▸ **Your goal**
Output each entry verbatim and exclude every picture from it.

⟨

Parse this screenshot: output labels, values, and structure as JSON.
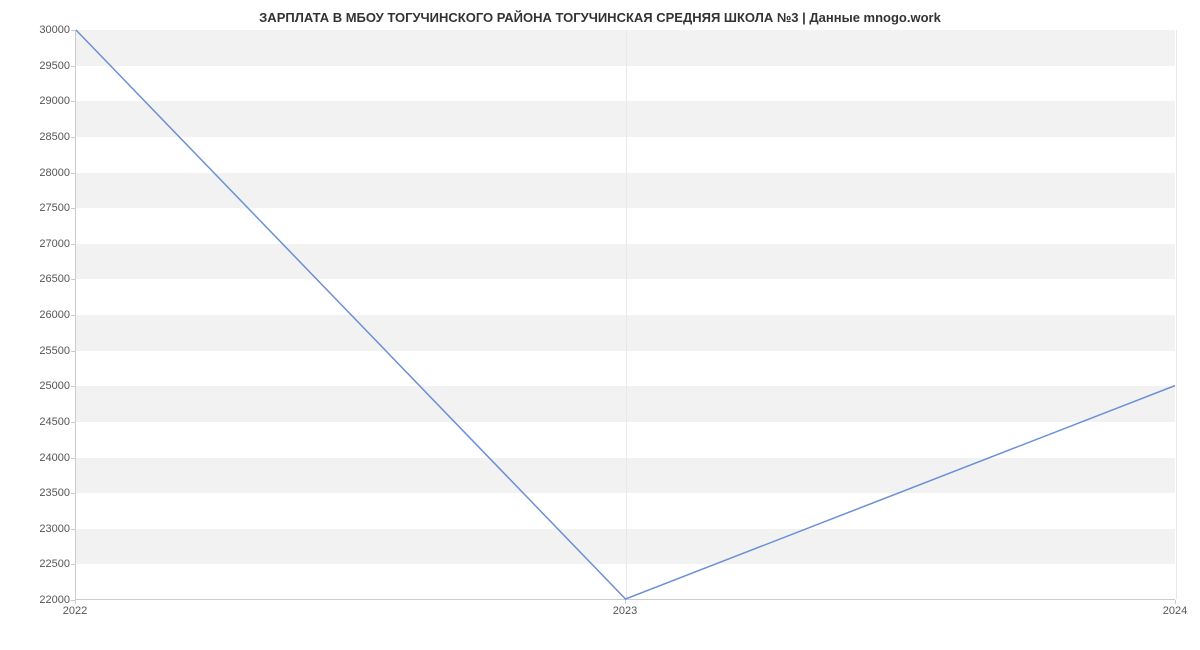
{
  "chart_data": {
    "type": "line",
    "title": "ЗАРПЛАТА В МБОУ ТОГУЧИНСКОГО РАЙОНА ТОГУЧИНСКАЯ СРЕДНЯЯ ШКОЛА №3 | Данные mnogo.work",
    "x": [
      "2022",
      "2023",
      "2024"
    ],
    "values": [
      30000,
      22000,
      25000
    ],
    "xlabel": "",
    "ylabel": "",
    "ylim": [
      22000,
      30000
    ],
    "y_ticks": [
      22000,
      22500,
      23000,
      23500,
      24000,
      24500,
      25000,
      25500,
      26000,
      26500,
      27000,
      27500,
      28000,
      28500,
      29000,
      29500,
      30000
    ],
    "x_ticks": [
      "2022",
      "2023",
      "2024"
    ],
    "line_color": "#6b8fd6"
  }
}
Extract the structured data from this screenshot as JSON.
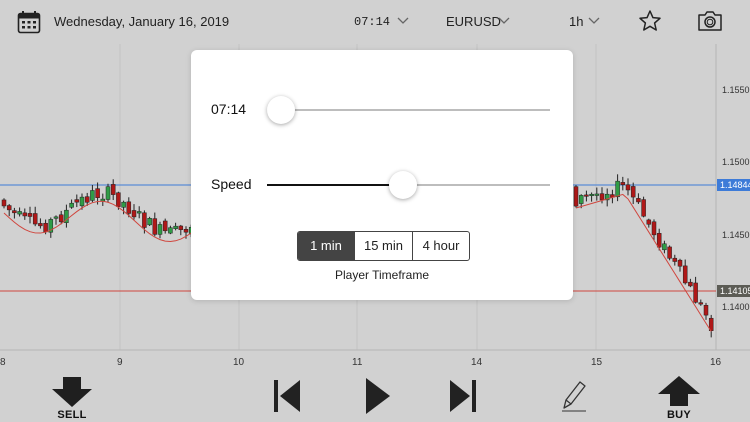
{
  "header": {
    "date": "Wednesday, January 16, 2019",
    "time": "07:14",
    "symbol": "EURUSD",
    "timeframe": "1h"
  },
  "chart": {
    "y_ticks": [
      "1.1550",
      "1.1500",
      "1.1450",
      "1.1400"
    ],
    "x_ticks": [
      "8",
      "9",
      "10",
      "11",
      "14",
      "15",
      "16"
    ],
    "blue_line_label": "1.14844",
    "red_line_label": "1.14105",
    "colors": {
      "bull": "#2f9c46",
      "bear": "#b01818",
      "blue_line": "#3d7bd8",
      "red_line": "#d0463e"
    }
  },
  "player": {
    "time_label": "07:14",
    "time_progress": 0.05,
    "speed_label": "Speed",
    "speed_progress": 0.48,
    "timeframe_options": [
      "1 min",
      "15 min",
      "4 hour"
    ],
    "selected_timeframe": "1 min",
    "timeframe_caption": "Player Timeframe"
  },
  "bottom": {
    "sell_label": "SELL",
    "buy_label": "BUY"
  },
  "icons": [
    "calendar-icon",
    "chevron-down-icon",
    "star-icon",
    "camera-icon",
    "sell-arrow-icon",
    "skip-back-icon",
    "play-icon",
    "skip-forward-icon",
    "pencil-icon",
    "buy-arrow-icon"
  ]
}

⟩

▸ **Response to the exercise**
Parse this screenshot: output labels, values, and structure as JSON.
{
  "chart_data": {
    "type": "line",
    "title": "ЗАРПЛАТА В МБОУ ТОГУЧИНСКОГО РАЙОНА ТОГУЧИНСКАЯ СРЕДНЯЯ ШКОЛА №3 | Данные mnogo.work",
    "x": [
      "2022",
      "2023",
      "2024"
    ],
    "values": [
      30000,
      22000,
      25000
    ],
    "xlabel": "",
    "ylabel": "",
    "ylim": [
      22000,
      30000
    ],
    "y_ticks": [
      22000,
      22500,
      23000,
      23500,
      24000,
      24500,
      25000,
      25500,
      26000,
      26500,
      27000,
      27500,
      28000,
      28500,
      29000,
      29500,
      30000
    ],
    "x_ticks": [
      "2022",
      "2023",
      "2024"
    ],
    "line_color": "#6b8fd6"
  }
}
Extract the structured data from this screenshot as JSON.
{
  "header": {
    "date": "Wednesday, January 16, 2019",
    "time": "07:14",
    "symbol": "EURUSD",
    "timeframe": "1h"
  },
  "chart": {
    "y_ticks": [
      "1.1550",
      "1.1500",
      "1.1450",
      "1.1400"
    ],
    "x_ticks": [
      "8",
      "9",
      "10",
      "11",
      "14",
      "15",
      "16"
    ],
    "blue_line_label": "1.14844",
    "red_line_label": "1.14105",
    "colors": {
      "bull": "#2f9c46",
      "bear": "#b01818",
      "blue_line": "#3d7bd8",
      "red_line": "#d0463e"
    }
  },
  "player": {
    "time_label": "07:14",
    "time_progress": 0.05,
    "speed_label": "Speed",
    "speed_progress": 0.48,
    "timeframe_options": [
      "1 min",
      "15 min",
      "4 hour"
    ],
    "selected_timeframe": "1 min",
    "timeframe_caption": "Player Timeframe"
  },
  "bottom": {
    "sell_label": "SELL",
    "buy_label": "BUY"
  },
  "icons": [
    "calendar-icon",
    "chevron-down-icon",
    "star-icon",
    "camera-icon",
    "sell-arrow-icon",
    "skip-back-icon",
    "play-icon",
    "skip-forward-icon",
    "pencil-icon",
    "buy-arrow-icon"
  ]
}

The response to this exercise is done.